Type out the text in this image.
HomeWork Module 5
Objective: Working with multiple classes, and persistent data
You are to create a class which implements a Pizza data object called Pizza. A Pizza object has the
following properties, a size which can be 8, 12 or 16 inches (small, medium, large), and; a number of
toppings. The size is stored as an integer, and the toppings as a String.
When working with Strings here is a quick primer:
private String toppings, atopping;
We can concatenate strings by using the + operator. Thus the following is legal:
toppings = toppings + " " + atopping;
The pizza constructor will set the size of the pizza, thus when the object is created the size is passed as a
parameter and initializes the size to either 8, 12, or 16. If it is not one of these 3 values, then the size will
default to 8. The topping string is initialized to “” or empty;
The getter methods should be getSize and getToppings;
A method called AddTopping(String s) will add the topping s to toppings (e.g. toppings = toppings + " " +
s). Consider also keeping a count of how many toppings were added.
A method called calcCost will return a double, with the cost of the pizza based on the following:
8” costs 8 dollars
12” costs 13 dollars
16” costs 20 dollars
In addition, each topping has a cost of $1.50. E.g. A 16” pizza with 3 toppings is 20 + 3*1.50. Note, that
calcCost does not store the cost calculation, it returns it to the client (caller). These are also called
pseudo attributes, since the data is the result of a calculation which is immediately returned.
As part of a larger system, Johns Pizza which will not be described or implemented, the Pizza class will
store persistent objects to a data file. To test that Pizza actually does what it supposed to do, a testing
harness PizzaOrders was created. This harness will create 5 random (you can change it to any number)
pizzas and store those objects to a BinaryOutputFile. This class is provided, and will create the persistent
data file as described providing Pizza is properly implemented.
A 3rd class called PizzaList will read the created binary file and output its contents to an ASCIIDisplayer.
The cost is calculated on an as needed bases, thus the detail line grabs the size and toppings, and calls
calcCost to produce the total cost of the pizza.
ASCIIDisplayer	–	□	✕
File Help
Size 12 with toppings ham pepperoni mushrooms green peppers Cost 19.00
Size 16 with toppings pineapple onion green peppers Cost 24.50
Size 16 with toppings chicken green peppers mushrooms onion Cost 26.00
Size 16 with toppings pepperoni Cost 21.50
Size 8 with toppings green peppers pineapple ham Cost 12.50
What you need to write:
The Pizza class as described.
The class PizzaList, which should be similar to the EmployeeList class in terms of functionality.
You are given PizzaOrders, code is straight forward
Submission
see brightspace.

***

▶ **REQUIREMENTS**: All lines above with "data" in them should be returned.

▶ **THE REPLY**:
Objective: Working with multiple classes, and persistent data
You are to create a class which implements a Pizza data object called Pizza. A Pizza object has the
pseudo attributes, since the data is the result of a calculation which is immediately returned.
store persistent objects to a data file. To test that Pizza actually does what it supposed to do, a testing
data file as described providing Pizza is properly implemented.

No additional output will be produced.